### Exercise description:
Every record must be repeated exactly; omit any pictures they contain.

### Material provided:
--------------------------------
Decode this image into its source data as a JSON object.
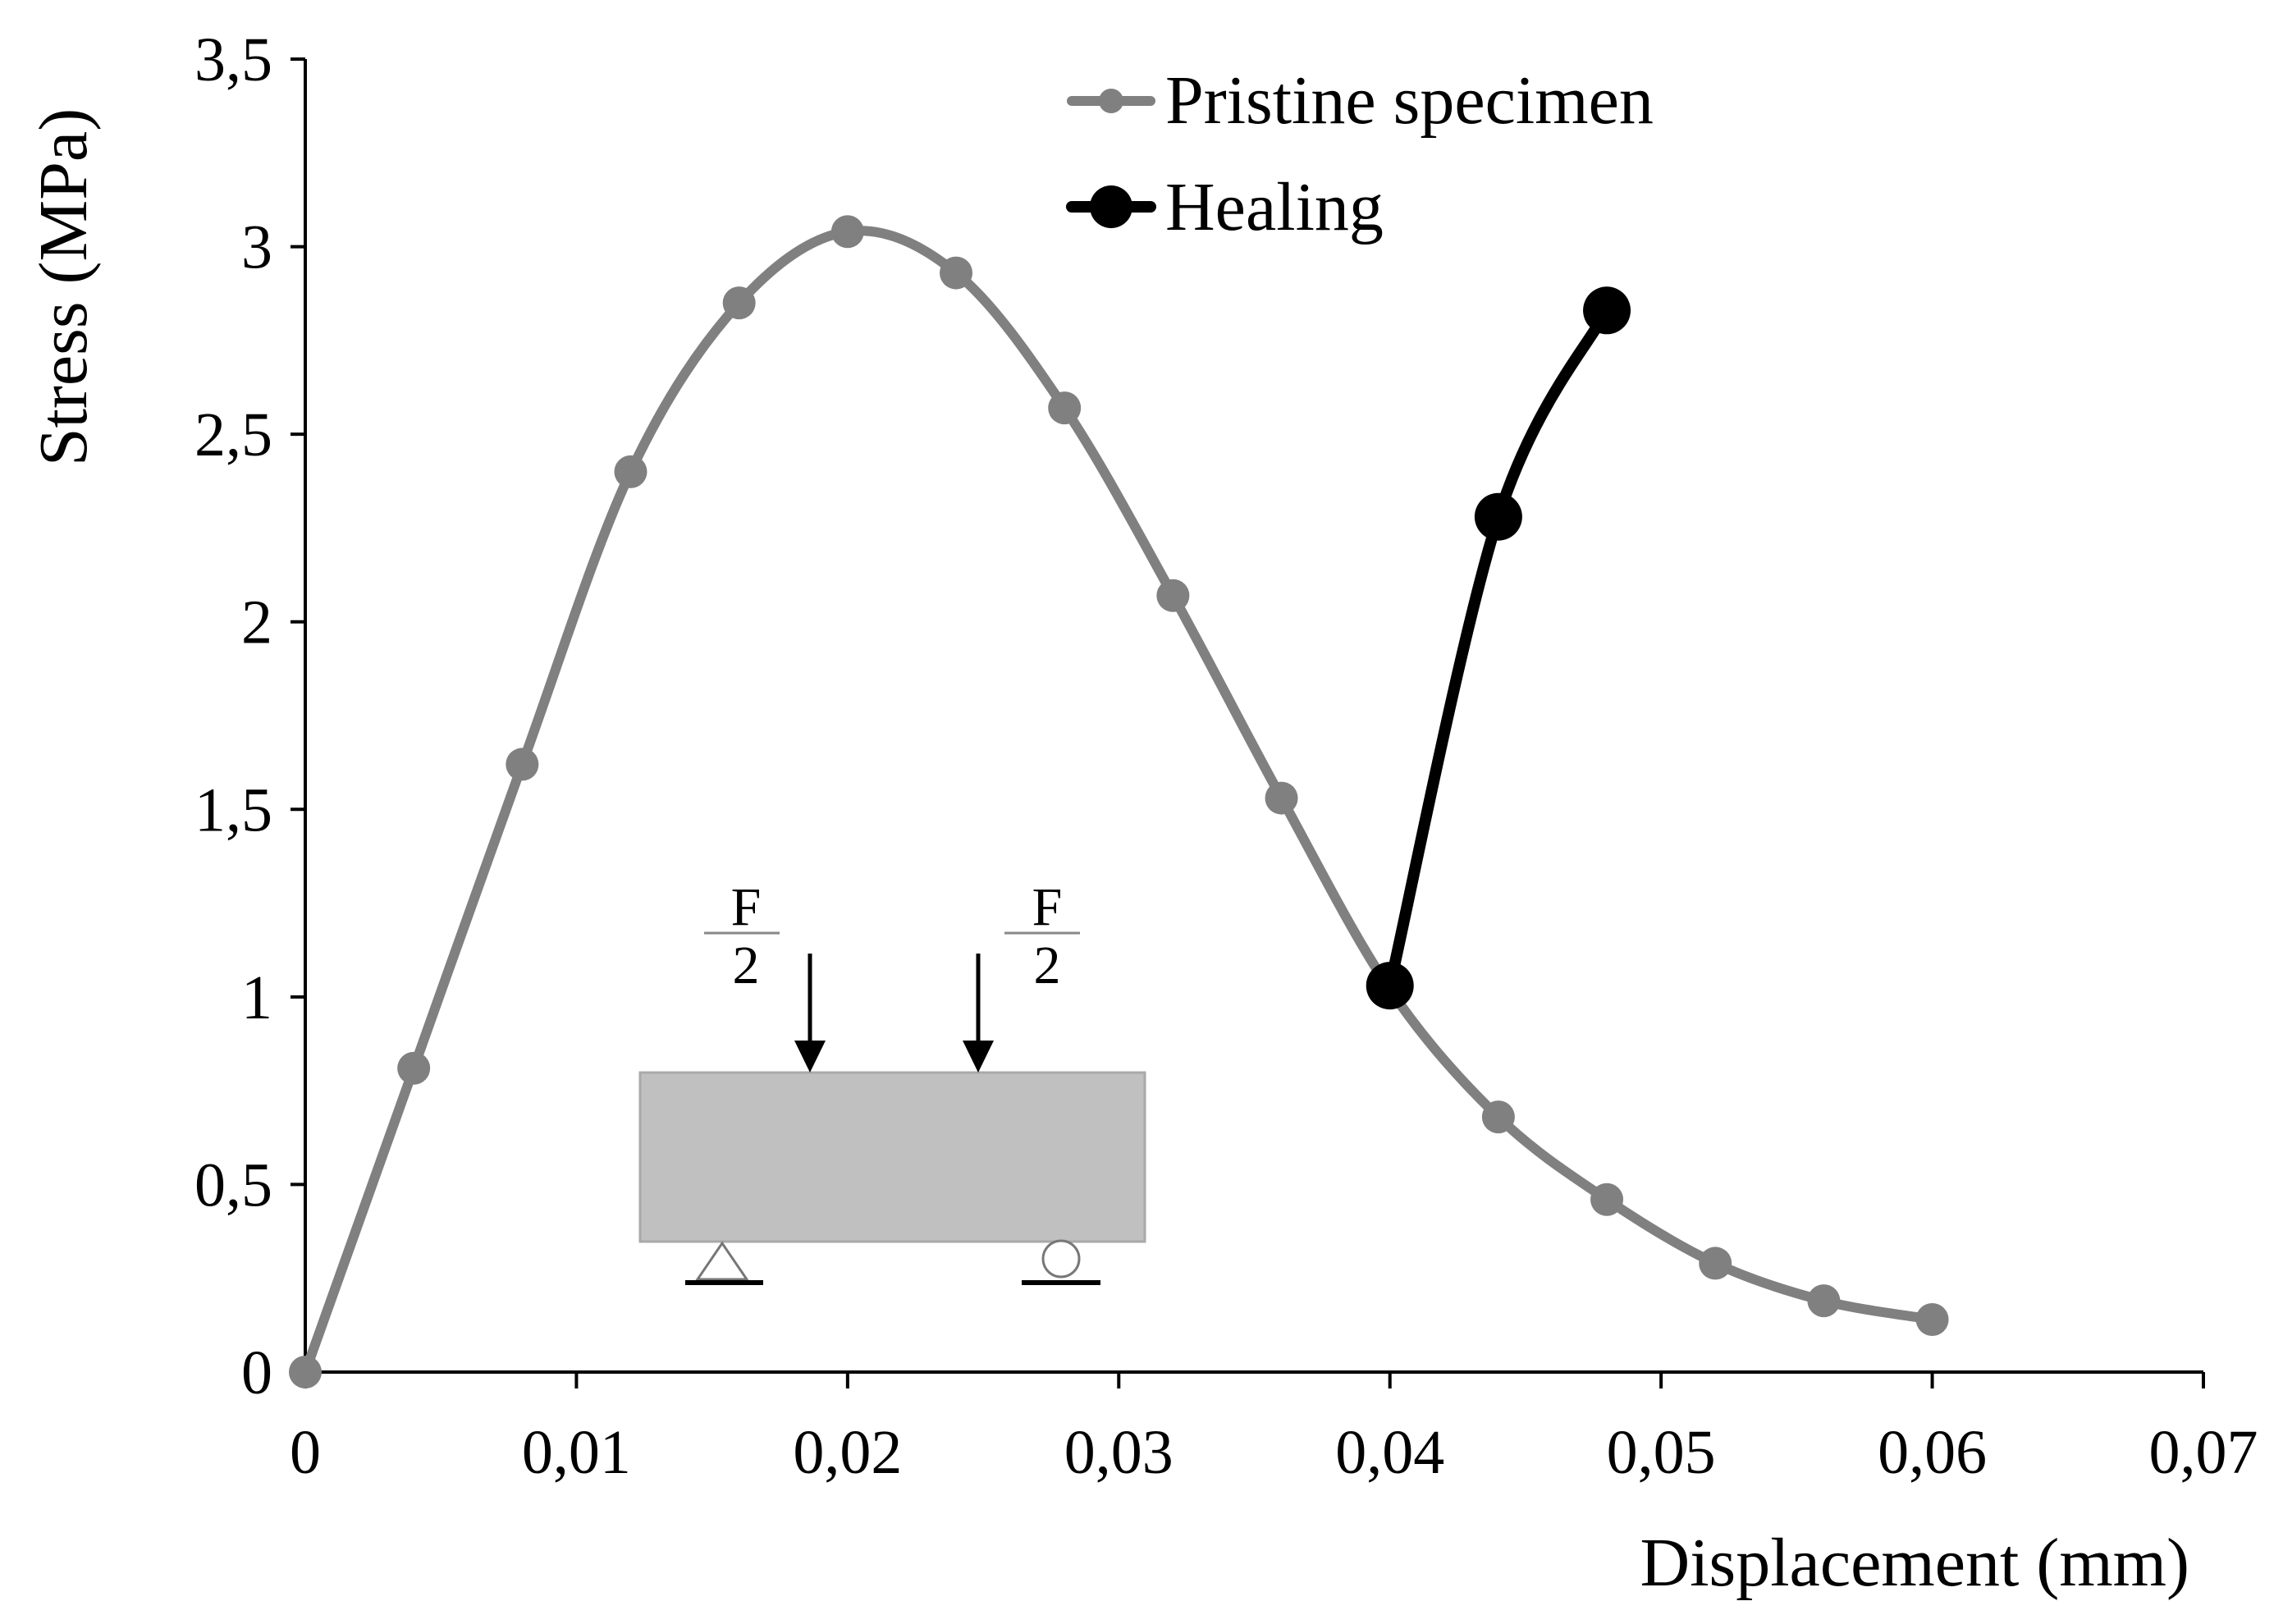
{
  "chart_data": {
    "type": "line",
    "title": "",
    "xlabel": "Displacement (mm)",
    "ylabel": "Stress (MPa)",
    "xlim": [
      0,
      0.07
    ],
    "ylim": [
      0,
      3.5
    ],
    "x_ticks": [
      0,
      0.01,
      0.02,
      0.03,
      0.04,
      0.05,
      0.06,
      0.07
    ],
    "x_tick_labels": [
      "0",
      "0,01",
      "0,02",
      "0,03",
      "0,04",
      "0,05",
      "0,06",
      "0,07"
    ],
    "y_ticks": [
      0,
      0.5,
      1,
      1.5,
      2,
      2.5,
      3,
      3.5
    ],
    "y_tick_labels": [
      "0",
      "0,5",
      "1",
      "1,5",
      "2",
      "2,5",
      "3",
      "3,5"
    ],
    "grid": false,
    "legend": "top-center",
    "series": [
      {
        "name": "Pristine specimen",
        "color": "#808080",
        "marker": "small",
        "x": [
          0,
          0.004,
          0.008,
          0.012,
          0.016,
          0.02,
          0.024,
          0.028,
          0.032,
          0.036,
          0.04,
          0.044,
          0.048,
          0.052,
          0.056,
          0.06
        ],
        "y": [
          0,
          0.81,
          1.62,
          2.4,
          2.85,
          3.04,
          2.93,
          2.57,
          2.07,
          1.53,
          1.02,
          0.68,
          0.46,
          0.29,
          0.19,
          0.14
        ]
      },
      {
        "name": "Healing",
        "color": "#000000",
        "marker": "large",
        "x": [
          0.04,
          0.044,
          0.048
        ],
        "y": [
          1.03,
          2.28,
          2.83
        ]
      }
    ],
    "inset": {
      "description": "four-point bending schematic",
      "load_numerator": "F",
      "load_denominator": "2"
    }
  }
}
--------------------------------
### Solution for this problem:
Decode this image into its source data as a JSON object.
{
  "chart_data": {
    "type": "line",
    "title": "",
    "xlabel": "Displacement (mm)",
    "ylabel": "Stress (MPa)",
    "xlim": [
      0,
      0.07
    ],
    "ylim": [
      0,
      3.5
    ],
    "x_ticks": [
      0,
      0.01,
      0.02,
      0.03,
      0.04,
      0.05,
      0.06,
      0.07
    ],
    "x_tick_labels": [
      "0",
      "0,01",
      "0,02",
      "0,03",
      "0,04",
      "0,05",
      "0,06",
      "0,07"
    ],
    "y_ticks": [
      0,
      0.5,
      1,
      1.5,
      2,
      2.5,
      3,
      3.5
    ],
    "y_tick_labels": [
      "0",
      "0,5",
      "1",
      "1,5",
      "2",
      "2,5",
      "3",
      "3,5"
    ],
    "grid": false,
    "legend": "top-center",
    "series": [
      {
        "name": "Pristine specimen",
        "color": "#808080",
        "marker": "small",
        "x": [
          0,
          0.004,
          0.008,
          0.012,
          0.016,
          0.02,
          0.024,
          0.028,
          0.032,
          0.036,
          0.04,
          0.044,
          0.048,
          0.052,
          0.056,
          0.06
        ],
        "y": [
          0,
          0.81,
          1.62,
          2.4,
          2.85,
          3.04,
          2.93,
          2.57,
          2.07,
          1.53,
          1.02,
          0.68,
          0.46,
          0.29,
          0.19,
          0.14
        ]
      },
      {
        "name": "Healing",
        "color": "#000000",
        "marker": "large",
        "x": [
          0.04,
          0.044,
          0.048
        ],
        "y": [
          1.03,
          2.28,
          2.83
        ]
      }
    ],
    "inset": {
      "description": "four-point bending schematic",
      "load_numerator": "F",
      "load_denominator": "2"
    }
  }
}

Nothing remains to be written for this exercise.